Goal of the exercise:
Extract each line from the entries below that has the string "方大炭素" in it.

Material provided:
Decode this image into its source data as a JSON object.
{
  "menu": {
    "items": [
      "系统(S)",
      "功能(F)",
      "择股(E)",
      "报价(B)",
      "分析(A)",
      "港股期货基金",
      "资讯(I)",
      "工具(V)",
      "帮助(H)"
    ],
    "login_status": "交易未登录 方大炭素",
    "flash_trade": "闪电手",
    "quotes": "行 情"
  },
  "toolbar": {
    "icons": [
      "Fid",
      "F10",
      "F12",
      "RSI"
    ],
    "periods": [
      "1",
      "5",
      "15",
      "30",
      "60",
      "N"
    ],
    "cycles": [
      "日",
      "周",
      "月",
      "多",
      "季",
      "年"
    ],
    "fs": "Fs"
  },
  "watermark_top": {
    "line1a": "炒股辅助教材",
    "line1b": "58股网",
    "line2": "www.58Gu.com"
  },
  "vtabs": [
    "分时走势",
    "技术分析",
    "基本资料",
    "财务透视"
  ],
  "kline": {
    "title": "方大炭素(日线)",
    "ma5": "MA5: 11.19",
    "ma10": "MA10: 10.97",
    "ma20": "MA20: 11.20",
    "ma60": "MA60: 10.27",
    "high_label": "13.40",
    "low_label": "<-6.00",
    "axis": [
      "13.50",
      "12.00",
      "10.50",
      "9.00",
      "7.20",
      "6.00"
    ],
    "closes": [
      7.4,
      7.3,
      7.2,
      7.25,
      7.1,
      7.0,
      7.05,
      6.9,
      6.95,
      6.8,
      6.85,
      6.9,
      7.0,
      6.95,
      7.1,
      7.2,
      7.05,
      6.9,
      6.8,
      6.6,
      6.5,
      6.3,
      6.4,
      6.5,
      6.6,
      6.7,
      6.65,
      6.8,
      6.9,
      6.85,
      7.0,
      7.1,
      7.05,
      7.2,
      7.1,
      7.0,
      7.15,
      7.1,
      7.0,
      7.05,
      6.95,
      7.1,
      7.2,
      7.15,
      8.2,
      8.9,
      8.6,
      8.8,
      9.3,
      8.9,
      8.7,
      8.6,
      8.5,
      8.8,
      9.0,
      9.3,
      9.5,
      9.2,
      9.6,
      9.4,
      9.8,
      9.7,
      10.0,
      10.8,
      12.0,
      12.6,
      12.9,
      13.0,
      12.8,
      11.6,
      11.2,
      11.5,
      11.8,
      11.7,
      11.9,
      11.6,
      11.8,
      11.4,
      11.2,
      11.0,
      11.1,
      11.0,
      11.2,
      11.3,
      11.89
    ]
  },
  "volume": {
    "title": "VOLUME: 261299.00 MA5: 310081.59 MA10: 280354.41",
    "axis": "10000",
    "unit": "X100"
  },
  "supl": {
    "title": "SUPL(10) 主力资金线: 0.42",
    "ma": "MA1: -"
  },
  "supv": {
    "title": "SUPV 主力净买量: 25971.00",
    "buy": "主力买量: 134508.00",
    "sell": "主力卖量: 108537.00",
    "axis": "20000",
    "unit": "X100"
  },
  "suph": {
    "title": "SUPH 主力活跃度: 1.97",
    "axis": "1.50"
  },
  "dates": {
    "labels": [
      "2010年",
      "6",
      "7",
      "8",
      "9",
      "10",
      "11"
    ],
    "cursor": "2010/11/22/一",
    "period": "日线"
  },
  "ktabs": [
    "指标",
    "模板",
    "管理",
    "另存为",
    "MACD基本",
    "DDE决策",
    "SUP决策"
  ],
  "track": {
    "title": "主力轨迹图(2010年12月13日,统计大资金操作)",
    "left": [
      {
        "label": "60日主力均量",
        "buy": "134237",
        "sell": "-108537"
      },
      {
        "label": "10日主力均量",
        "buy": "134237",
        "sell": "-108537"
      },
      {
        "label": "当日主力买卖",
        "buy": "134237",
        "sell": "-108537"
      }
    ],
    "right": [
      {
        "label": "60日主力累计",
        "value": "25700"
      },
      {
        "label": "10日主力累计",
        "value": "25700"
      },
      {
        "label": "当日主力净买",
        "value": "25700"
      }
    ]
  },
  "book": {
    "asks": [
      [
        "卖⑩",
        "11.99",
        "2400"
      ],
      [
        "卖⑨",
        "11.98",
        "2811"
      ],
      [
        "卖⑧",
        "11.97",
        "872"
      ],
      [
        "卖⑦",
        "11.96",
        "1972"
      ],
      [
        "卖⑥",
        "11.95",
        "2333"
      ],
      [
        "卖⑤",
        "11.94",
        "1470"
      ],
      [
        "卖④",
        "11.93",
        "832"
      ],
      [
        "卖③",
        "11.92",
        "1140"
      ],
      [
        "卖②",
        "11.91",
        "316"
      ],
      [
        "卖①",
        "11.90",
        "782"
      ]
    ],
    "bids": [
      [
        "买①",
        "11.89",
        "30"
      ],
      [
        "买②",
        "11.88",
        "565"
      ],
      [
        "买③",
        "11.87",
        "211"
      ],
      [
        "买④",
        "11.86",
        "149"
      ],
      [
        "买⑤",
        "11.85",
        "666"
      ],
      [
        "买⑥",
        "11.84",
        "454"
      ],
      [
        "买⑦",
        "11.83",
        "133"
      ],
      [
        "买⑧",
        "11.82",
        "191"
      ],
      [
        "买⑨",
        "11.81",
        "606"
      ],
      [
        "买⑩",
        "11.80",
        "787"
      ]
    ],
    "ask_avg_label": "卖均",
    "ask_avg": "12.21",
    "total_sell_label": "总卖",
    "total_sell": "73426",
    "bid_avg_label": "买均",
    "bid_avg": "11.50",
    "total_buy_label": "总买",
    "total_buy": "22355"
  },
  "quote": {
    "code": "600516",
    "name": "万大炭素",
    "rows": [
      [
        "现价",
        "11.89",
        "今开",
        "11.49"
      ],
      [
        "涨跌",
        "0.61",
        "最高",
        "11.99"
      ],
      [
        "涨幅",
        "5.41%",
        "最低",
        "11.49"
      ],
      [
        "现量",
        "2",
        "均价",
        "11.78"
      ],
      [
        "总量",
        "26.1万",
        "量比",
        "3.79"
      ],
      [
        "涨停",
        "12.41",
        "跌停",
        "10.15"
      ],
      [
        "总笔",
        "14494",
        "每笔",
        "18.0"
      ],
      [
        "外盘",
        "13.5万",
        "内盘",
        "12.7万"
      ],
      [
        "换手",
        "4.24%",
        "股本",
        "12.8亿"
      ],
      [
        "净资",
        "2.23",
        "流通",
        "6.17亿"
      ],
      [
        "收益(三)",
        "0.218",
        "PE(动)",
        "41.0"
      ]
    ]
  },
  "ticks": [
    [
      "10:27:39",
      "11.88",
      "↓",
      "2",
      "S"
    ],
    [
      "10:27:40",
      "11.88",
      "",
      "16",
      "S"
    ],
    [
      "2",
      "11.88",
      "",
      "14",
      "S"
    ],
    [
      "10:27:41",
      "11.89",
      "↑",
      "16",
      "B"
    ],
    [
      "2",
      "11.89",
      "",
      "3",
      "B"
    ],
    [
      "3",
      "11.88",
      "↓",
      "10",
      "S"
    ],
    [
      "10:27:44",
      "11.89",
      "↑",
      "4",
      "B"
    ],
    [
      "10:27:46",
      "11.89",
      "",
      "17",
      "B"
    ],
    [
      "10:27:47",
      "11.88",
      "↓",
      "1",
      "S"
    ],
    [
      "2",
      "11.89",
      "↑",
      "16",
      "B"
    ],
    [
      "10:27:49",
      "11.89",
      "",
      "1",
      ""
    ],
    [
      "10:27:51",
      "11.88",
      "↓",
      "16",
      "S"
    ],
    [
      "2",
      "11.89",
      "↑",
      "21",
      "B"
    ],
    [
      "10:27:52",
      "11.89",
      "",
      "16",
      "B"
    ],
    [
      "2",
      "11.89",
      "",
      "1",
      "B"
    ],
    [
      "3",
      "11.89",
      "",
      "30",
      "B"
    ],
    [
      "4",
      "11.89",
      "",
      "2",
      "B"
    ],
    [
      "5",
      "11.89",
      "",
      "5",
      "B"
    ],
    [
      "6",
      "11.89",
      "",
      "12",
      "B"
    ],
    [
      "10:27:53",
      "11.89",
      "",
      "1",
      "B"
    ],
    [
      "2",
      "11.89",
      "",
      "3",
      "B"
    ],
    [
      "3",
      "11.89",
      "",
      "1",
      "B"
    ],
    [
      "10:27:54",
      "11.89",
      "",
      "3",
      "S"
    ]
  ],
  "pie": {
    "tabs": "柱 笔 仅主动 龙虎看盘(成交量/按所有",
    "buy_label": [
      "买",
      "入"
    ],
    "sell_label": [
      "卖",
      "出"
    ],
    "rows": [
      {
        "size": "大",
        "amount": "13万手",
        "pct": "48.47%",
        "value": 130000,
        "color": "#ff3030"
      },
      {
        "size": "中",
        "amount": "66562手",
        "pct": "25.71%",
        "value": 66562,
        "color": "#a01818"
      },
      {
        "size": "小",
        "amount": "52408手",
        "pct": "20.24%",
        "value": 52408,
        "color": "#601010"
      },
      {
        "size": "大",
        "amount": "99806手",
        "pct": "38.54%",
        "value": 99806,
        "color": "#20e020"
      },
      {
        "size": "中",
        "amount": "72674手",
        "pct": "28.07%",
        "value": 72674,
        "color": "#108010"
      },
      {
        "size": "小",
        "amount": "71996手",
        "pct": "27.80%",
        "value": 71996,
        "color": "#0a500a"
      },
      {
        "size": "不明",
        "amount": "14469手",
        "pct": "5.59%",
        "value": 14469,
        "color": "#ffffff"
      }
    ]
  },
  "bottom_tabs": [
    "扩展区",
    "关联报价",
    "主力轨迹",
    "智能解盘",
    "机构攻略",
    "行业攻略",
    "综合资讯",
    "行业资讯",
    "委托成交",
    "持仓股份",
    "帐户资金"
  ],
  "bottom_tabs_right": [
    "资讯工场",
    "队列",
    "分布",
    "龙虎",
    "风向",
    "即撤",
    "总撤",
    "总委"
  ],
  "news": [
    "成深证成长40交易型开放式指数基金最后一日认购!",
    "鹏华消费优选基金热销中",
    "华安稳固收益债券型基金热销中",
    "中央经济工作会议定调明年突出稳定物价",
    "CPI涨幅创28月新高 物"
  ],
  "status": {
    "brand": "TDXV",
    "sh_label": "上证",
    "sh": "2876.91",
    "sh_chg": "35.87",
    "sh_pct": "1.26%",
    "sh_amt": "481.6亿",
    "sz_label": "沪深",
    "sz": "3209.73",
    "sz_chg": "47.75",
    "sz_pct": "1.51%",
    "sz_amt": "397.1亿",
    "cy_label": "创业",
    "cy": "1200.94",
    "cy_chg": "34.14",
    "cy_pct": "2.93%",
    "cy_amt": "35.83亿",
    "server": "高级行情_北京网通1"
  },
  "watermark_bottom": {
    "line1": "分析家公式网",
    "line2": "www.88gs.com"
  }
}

Finished exercise:
    "login_status": "交易未登录 方大炭素",
    "title": "方大炭素(日线)",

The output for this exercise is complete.